STATED EXERCISE: Go through the listing and copy each line with the string "image".

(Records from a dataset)
_ _ _

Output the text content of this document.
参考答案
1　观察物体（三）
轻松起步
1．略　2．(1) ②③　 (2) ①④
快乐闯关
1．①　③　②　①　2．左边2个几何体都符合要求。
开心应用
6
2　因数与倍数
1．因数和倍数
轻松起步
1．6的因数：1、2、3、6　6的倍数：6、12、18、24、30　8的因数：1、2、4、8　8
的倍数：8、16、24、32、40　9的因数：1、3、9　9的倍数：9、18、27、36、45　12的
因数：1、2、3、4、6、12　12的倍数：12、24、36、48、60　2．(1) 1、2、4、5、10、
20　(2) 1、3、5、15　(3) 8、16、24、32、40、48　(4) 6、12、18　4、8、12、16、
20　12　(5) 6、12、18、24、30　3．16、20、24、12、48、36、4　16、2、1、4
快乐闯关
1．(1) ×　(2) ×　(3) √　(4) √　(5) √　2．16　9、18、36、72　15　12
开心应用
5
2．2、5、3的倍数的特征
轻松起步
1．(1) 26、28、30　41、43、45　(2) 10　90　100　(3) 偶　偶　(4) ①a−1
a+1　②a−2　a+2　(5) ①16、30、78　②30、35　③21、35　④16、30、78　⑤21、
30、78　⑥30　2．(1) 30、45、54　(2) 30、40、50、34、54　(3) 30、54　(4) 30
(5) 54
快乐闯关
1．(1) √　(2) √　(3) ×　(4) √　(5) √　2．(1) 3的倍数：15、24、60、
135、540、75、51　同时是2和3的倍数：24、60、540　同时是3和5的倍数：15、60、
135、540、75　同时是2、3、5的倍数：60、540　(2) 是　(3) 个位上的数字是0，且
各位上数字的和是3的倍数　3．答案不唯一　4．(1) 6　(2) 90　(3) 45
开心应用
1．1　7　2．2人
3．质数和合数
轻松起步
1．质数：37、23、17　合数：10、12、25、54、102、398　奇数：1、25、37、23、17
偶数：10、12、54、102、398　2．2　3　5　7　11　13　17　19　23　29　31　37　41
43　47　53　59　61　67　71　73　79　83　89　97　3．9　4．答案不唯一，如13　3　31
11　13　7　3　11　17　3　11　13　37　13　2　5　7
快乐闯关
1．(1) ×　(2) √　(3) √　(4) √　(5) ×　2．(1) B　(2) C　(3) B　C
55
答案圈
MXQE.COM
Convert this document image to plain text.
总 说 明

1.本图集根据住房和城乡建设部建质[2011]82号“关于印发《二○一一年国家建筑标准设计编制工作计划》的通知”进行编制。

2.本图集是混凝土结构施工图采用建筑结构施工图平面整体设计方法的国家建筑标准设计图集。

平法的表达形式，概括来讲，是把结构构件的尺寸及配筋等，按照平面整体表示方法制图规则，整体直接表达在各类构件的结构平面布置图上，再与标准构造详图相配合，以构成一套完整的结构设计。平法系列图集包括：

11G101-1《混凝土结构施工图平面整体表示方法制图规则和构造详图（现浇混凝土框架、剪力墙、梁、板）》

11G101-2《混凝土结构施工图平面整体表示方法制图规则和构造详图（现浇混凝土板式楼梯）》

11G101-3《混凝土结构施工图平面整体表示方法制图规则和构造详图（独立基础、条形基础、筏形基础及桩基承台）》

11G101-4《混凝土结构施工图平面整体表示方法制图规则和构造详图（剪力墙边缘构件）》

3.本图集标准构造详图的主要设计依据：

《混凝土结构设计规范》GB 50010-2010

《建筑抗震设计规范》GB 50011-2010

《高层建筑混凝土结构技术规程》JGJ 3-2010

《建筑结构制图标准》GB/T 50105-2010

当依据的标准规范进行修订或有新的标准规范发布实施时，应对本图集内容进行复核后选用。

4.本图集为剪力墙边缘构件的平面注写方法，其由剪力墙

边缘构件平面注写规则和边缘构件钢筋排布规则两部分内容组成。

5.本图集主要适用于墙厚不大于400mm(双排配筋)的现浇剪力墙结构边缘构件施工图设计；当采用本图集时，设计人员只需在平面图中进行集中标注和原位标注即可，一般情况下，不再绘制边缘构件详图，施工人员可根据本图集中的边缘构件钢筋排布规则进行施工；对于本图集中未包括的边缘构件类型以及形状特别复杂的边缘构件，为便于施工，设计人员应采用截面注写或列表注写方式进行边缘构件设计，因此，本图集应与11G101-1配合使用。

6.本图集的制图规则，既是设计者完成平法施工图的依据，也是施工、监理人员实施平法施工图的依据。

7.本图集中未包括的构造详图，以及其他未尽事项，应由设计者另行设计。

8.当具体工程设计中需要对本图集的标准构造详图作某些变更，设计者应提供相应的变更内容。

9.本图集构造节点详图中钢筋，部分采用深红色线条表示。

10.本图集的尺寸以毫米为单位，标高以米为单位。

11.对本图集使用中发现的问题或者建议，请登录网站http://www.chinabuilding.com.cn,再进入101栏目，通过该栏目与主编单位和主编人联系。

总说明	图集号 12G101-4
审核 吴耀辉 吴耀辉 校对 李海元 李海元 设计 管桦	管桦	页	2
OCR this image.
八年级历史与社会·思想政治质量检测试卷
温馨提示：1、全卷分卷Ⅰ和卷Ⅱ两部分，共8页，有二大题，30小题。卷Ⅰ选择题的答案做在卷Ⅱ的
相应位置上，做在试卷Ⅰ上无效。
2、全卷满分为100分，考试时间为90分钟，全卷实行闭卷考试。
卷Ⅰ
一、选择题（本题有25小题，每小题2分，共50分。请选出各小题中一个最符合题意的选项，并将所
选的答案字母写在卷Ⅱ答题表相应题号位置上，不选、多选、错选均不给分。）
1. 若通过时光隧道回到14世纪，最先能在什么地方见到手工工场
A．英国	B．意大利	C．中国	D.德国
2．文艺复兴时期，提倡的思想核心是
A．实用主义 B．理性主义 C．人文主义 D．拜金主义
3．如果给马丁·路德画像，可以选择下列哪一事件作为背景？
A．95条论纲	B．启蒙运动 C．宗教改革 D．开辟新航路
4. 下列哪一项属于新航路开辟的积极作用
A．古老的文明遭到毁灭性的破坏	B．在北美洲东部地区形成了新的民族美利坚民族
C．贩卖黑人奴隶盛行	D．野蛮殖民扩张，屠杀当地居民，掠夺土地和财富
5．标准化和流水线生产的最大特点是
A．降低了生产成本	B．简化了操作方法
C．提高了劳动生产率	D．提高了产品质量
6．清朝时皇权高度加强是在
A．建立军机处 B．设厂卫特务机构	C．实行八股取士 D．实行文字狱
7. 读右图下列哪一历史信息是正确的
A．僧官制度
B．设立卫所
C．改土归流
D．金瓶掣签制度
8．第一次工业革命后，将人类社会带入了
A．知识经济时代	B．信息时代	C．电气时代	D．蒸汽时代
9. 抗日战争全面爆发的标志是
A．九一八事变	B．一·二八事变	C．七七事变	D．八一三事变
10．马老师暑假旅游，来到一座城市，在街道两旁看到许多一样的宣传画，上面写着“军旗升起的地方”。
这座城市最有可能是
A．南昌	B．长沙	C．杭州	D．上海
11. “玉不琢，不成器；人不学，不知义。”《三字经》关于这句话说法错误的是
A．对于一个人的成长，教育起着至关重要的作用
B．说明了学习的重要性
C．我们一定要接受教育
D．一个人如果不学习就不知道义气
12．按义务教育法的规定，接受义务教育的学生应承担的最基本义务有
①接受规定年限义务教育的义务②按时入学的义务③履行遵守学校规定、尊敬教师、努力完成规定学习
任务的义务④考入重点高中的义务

_ _ _

RESPONSE:
Convert this document image to plain text.
OCR this image.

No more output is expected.